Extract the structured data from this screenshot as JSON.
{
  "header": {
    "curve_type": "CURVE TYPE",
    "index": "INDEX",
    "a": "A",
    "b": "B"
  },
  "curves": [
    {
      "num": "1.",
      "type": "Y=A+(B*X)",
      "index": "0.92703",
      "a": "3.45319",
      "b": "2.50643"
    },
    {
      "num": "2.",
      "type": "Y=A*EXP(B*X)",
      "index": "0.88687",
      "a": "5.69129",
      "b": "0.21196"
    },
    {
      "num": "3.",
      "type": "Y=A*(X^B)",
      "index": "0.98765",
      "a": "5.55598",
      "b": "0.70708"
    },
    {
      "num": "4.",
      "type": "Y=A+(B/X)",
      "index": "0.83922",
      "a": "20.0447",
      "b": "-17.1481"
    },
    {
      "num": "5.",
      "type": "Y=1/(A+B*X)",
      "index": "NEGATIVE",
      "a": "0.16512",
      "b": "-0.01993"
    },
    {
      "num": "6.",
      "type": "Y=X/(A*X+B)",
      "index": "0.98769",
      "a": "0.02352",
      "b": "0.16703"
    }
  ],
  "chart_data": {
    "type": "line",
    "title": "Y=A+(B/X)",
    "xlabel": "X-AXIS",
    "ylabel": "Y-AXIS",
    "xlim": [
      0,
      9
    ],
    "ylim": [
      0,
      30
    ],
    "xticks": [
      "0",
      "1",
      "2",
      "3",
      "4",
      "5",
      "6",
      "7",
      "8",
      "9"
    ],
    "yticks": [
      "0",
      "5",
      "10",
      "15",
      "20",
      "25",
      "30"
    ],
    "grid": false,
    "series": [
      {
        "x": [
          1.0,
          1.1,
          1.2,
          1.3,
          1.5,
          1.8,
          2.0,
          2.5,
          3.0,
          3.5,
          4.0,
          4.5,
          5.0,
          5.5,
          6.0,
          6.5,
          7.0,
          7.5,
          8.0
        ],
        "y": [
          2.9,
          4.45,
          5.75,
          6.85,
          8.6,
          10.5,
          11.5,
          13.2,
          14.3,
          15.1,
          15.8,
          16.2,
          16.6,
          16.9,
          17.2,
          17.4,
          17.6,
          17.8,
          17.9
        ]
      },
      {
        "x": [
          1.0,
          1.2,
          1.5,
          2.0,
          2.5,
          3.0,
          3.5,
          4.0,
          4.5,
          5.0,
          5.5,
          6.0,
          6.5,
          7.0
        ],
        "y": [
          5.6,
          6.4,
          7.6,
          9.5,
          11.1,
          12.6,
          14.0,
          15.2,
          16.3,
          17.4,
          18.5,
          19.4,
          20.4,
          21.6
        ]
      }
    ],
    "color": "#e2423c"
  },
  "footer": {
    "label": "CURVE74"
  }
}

-*-

# Work instructions
Copy all the entries verbatim.

# Solution to this problem
Extract the structured data from this screenshot as JSON.
{
  "header": {
    "curve_type": "CURVE TYPE",
    "index": "INDEX",
    "a": "A",
    "b": "B"
  },
  "curves": [
    {
      "num": "1.",
      "type": "Y=A+(B*X)",
      "index": "0.92703",
      "a": "3.45319",
      "b": "2.50643"
    },
    {
      "num": "2.",
      "type": "Y=A*EXP(B*X)",
      "index": "0.88687",
      "a": "5.69129",
      "b": "0.21196"
    },
    {
      "num": "3.",
      "type": "Y=A*(X^B)",
      "index": "0.98765",
      "a": "5.55598",
      "b": "0.70708"
    },
    {
      "num": "4.",
      "type": "Y=A+(B/X)",
      "index": "0.83922",
      "a": "20.0447",
      "b": "-17.1481"
    },
    {
      "num": "5.",
      "type": "Y=1/(A+B*X)",
      "index": "NEGATIVE",
      "a": "0.16512",
      "b": "-0.01993"
    },
    {
      "num": "6.",
      "type": "Y=X/(A*X+B)",
      "index": "0.98769",
      "a": "0.02352",
      "b": "0.16703"
    }
  ],
  "chart_data": {
    "type": "line",
    "title": "Y=A+(B/X)",
    "xlabel": "X-AXIS",
    "ylabel": "Y-AXIS",
    "xlim": [
      0,
      9
    ],
    "ylim": [
      0,
      30
    ],
    "xticks": [
      "0",
      "1",
      "2",
      "3",
      "4",
      "5",
      "6",
      "7",
      "8",
      "9"
    ],
    "yticks": [
      "0",
      "5",
      "10",
      "15",
      "20",
      "25",
      "30"
    ],
    "grid": false,
    "series": [
      {
        "x": [
          1.0,
          1.1,
          1.2,
          1.3,
          1.5,
          1.8,
          2.0,
          2.5,
          3.0,
          3.5,
          4.0,
          4.5,
          5.0,
          5.5,
          6.0,
          6.5,
          7.0,
          7.5,
          8.0
        ],
        "y": [
          2.9,
          4.45,
          5.75,
          6.85,
          8.6,
          10.5,
          11.5,
          13.2,
          14.3,
          15.1,
          15.8,
          16.2,
          16.6,
          16.9,
          17.2,
          17.4,
          17.6,
          17.8,
          17.9
        ]
      },
      {
        "x": [
          1.0,
          1.2,
          1.5,
          2.0,
          2.5,
          3.0,
          3.5,
          4.0,
          4.5,
          5.0,
          5.5,
          6.0,
          6.5,
          7.0
        ],
        "y": [
          5.6,
          6.4,
          7.6,
          9.5,
          11.1,
          12.6,
          14.0,
          15.2,
          16.3,
          17.4,
          18.5,
          19.4,
          20.4,
          21.6
        ]
      }
    ],
    "color": "#e2423c"
  },
  "footer": {
    "label": "CURVE74"
  }
}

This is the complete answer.